* **EXERCISE DESCRIPTION**:
Say the number of lines containing the string "factoryName", and say nothing else.

----- RECORDS TO USE

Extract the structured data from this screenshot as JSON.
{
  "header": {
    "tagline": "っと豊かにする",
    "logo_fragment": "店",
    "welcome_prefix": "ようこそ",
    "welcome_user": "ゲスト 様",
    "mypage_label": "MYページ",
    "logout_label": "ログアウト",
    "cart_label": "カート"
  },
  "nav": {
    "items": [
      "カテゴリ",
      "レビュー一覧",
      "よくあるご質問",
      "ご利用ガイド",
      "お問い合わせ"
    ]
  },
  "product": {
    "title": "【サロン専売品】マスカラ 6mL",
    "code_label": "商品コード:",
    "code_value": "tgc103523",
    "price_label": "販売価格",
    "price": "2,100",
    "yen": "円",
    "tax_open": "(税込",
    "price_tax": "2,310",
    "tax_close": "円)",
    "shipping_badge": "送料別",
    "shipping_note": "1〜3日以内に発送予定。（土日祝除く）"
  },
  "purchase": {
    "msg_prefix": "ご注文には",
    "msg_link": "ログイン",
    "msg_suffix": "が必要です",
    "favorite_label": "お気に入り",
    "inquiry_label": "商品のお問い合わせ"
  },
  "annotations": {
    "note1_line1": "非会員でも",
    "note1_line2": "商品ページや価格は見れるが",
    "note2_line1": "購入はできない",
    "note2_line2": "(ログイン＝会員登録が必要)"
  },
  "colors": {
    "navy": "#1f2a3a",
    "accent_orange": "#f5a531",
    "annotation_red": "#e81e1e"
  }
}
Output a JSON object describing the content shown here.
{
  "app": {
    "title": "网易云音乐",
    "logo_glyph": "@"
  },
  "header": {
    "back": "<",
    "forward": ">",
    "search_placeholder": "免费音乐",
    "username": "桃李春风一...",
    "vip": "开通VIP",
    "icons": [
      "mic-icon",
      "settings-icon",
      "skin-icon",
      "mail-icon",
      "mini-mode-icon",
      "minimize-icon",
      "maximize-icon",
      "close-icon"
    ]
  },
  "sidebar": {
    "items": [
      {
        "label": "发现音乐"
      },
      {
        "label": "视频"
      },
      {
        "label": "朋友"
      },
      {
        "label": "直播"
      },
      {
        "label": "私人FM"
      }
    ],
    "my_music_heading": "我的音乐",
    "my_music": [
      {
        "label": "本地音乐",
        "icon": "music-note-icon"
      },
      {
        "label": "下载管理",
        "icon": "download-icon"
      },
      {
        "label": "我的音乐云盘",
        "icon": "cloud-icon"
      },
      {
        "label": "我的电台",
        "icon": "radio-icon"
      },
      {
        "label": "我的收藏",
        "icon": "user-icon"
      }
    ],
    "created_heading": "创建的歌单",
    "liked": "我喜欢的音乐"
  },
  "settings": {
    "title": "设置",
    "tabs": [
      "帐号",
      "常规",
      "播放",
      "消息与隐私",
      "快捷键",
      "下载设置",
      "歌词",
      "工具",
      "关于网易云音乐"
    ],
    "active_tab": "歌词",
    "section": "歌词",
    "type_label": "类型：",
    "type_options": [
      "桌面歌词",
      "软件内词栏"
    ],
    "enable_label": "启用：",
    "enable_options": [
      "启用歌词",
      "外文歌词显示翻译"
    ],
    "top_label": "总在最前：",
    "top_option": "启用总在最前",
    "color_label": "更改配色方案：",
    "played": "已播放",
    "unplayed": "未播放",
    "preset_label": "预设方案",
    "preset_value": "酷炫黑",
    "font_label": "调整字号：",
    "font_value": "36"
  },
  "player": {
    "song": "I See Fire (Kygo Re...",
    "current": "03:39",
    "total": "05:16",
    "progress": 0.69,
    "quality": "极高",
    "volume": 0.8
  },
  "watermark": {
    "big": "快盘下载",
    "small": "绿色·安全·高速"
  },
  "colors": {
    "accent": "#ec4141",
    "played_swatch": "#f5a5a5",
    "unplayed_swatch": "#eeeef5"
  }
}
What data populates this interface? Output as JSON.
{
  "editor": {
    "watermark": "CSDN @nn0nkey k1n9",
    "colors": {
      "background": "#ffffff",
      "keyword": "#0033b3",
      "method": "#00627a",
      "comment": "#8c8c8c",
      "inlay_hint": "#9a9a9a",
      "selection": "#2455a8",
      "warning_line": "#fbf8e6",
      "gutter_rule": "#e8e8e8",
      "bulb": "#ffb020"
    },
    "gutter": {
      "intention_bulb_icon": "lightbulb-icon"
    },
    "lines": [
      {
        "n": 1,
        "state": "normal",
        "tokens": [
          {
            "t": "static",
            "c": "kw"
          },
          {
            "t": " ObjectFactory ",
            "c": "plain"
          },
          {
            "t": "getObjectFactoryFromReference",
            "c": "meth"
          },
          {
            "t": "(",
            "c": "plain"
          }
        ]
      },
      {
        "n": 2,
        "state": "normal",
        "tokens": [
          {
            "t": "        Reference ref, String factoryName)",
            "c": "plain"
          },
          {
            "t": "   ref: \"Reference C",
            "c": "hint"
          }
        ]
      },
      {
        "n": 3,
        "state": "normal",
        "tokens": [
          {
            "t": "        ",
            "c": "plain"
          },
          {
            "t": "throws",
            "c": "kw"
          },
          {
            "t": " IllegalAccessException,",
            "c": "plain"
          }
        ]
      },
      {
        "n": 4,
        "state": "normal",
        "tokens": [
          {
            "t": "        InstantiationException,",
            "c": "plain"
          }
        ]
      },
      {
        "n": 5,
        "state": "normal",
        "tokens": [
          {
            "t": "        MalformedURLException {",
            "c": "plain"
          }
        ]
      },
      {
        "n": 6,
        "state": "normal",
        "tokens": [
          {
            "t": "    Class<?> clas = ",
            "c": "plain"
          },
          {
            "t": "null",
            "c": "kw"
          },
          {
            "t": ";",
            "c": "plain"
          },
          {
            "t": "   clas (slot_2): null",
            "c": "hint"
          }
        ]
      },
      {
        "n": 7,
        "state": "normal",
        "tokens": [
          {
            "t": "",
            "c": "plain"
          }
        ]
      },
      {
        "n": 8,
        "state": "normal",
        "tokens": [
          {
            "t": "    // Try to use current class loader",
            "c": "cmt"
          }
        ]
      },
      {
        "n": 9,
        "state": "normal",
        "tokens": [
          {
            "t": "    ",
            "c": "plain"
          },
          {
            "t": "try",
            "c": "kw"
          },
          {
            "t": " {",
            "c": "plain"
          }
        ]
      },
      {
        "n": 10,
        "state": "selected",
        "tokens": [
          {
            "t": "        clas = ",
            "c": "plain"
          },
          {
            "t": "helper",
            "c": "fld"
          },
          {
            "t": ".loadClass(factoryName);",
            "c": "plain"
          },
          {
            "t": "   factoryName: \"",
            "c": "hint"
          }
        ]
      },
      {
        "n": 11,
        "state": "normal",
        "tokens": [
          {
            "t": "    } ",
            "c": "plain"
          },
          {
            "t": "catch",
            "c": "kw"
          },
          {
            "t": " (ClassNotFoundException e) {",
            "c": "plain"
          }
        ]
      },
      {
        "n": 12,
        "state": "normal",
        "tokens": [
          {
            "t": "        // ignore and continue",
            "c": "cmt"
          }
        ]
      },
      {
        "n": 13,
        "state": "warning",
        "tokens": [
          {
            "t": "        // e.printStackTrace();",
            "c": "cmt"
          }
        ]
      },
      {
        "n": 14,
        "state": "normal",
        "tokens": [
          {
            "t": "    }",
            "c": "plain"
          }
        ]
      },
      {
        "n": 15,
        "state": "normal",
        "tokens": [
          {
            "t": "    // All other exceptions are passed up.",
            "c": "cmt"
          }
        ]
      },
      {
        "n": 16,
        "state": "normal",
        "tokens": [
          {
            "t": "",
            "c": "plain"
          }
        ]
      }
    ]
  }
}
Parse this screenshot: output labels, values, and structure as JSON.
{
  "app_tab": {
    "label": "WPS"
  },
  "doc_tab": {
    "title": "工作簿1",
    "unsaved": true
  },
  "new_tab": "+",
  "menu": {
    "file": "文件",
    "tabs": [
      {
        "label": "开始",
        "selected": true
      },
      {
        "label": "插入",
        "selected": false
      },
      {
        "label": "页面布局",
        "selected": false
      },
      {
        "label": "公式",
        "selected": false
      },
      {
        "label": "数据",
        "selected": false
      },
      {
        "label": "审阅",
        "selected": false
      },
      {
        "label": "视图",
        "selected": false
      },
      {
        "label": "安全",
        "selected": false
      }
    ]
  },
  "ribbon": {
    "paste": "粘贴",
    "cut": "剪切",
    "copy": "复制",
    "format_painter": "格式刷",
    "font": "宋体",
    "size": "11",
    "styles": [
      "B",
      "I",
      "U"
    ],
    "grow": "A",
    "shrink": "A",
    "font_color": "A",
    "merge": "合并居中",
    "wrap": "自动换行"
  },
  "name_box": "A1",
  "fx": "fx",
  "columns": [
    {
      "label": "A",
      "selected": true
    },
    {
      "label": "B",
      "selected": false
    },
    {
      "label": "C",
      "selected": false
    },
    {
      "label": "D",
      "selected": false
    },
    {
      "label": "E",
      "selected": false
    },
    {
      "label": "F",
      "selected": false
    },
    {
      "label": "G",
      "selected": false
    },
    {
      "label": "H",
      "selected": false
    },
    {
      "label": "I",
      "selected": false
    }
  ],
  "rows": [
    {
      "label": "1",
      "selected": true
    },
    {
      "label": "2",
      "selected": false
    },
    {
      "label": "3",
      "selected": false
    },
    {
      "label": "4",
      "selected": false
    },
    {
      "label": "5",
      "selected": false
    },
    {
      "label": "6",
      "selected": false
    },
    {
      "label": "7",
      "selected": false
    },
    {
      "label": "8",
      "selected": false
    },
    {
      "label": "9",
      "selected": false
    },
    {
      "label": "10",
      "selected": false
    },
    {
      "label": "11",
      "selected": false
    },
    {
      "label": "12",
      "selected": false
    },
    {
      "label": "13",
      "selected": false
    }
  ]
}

----------

* **REPLY TO THE EXERCISE**:
3